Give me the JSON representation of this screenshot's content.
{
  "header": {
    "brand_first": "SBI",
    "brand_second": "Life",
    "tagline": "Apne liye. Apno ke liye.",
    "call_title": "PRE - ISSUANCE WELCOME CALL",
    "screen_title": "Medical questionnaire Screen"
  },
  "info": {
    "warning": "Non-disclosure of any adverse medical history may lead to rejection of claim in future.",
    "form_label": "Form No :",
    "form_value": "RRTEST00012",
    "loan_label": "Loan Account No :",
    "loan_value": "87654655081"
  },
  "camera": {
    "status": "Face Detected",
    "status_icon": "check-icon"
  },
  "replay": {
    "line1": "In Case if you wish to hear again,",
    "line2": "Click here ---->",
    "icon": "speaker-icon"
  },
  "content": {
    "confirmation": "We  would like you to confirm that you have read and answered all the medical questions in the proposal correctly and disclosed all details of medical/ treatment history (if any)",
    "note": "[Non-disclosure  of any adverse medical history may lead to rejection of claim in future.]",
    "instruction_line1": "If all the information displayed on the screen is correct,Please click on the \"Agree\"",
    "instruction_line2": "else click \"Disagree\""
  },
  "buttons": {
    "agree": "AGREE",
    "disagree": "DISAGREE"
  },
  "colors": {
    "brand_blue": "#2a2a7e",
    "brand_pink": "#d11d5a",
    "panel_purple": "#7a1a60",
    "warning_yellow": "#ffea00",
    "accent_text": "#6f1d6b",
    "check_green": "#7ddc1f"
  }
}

■ ■ ■ ■ ■

> [Requirement]:
Point out every line holding the string "disclosure" and copy it.

> [Solved exercise]:
    "warning": "Non-disclosure of any adverse medical history may lead to rejection of claim in future.",
    "note": "[Non-disclosure  of any adverse medical history may lead to rejection of claim in future.]",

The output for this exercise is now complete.